> [Exercise materials]
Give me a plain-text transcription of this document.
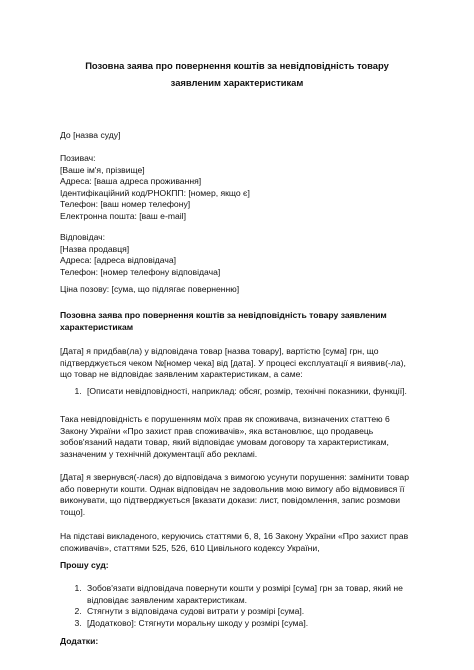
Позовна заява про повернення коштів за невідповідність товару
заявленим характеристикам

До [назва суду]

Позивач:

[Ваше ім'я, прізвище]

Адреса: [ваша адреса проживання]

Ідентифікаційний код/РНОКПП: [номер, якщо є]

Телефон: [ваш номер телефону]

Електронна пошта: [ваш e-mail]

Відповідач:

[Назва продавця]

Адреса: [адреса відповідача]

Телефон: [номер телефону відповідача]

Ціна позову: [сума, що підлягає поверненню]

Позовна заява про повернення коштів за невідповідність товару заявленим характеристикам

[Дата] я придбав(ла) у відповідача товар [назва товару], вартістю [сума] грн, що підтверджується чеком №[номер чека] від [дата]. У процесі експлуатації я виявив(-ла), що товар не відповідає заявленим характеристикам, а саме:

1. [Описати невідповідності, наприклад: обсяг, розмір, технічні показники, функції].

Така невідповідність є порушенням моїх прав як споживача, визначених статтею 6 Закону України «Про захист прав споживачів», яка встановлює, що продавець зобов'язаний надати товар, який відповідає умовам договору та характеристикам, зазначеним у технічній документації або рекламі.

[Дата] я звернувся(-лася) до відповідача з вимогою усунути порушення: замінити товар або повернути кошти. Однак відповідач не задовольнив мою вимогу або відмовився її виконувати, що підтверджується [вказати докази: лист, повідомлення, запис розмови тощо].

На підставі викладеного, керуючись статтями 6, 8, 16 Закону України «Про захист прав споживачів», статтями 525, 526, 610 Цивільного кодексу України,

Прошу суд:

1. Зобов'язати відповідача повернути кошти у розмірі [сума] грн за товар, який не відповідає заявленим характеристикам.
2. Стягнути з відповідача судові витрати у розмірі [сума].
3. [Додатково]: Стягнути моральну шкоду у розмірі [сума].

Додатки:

--

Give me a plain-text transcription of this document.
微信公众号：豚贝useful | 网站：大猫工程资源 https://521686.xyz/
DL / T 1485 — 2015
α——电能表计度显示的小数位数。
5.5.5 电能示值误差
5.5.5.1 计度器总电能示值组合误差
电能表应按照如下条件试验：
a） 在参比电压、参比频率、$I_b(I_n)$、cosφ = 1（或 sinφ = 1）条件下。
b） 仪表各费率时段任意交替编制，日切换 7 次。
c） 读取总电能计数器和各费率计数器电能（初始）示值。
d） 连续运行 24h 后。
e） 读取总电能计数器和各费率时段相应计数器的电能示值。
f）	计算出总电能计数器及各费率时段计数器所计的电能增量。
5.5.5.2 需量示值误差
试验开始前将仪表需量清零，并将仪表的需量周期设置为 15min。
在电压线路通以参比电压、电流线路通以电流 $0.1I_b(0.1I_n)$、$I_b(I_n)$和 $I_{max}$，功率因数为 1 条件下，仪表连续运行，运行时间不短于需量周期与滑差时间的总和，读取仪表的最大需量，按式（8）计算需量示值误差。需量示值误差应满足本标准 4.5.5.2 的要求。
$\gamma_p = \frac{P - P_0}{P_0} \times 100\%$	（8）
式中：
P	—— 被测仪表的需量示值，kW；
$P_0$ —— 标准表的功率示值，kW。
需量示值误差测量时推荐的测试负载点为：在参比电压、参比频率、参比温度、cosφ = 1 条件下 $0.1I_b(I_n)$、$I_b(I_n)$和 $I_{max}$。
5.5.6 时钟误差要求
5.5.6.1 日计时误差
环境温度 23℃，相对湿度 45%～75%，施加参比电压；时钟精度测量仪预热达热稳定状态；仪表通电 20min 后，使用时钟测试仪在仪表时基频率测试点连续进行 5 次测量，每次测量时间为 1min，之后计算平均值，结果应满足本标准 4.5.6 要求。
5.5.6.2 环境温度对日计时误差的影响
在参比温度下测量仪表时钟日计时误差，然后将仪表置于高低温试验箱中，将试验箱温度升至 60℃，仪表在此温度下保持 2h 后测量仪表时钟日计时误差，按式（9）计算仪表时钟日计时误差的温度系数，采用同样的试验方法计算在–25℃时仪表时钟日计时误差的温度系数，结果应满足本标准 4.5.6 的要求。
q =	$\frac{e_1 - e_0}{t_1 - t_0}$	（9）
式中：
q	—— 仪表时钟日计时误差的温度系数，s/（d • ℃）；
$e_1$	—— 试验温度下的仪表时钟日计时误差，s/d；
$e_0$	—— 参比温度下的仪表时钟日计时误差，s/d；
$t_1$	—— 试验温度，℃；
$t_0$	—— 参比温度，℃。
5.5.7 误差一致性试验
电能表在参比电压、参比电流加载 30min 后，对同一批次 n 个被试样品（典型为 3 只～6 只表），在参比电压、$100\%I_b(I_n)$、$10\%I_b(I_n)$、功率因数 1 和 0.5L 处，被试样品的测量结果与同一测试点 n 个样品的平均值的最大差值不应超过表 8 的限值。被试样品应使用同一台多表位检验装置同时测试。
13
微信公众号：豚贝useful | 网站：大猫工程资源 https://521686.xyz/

> [Instructions to follow] Looking at the listing above, count the lines that contain "заява" and give nothing but the number.

> [Answer to the exercise] 2